▶ **Record extracts**
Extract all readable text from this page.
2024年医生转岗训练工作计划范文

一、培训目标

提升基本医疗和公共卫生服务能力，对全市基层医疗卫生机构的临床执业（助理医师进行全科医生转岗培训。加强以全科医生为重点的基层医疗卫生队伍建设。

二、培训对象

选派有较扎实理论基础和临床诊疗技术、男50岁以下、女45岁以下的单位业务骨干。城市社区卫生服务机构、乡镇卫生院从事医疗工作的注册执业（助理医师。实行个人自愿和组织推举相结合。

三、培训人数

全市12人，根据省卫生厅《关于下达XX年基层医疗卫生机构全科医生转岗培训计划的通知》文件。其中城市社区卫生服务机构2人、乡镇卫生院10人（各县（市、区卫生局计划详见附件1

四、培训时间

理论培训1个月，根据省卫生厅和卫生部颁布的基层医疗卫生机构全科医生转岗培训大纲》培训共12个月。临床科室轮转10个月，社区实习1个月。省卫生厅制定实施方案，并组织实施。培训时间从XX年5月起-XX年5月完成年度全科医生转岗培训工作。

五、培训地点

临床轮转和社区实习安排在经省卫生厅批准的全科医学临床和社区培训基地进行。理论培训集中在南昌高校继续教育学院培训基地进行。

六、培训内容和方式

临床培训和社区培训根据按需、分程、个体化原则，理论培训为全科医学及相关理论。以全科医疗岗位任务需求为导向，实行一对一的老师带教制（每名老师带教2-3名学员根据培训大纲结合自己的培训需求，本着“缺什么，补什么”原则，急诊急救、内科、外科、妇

▶ **What you have to do**
Give back each line above precisely as it stands.

▶ **Exercise answer**
Extract all readable text from this page.
2024年医生转岗训练工作计划范文

一、培训目标

提升基本医疗和公共卫生服务能力，对全市基层医疗卫生机构的临床执业（助理医师进行全科医生转岗培训。加强以全科医生为重点的基层医疗卫生队伍建设。

二、培训对象

选派有较扎实理论基础和临床诊疗技术、男50岁以下、女45岁以下的单位业务骨干。城市社区卫生服务机构、乡镇卫生院从事医疗工作的注册执业（助理医师。实行个人自愿和组织推举相结合。

三、培训人数

全市12人，根据省卫生厅《关于下达XX年基层医疗卫生机构全科医生转岗培训计划的通知》文件。其中城市社区卫生服务机构2人、乡镇卫生院10人（各县（市、区卫生局计划详见附件1

四、培训时间

理论培训1个月，根据省卫生厅和卫生部颁布的基层医疗卫生机构全科医生转岗培训大纲》培训共12个月。临床科室轮转10个月，社区实习1个月。省卫生厅制定实施方案，并组织实施。培训时间从XX年5月起-XX年5月完成年度全科医生转岗培训工作。

五、培训地点

临床轮转和社区实习安排在经省卫生厅批准的全科医学临床和社区培训基地进行。理论培训集中在南昌高校继续教育学院培训基地进行。

六、培训内容和方式

临床培训和社区培训根据按需、分程、个体化原则，理论培训为全科医学及相关理论。以全科医疗岗位任务需求为导向，实行一对一的老师带教制（每名老师带教2-3名学员根据培训大纲结合自己的培训需求，本着“缺什么，补什么”原则，急诊急救、内科、外科、妇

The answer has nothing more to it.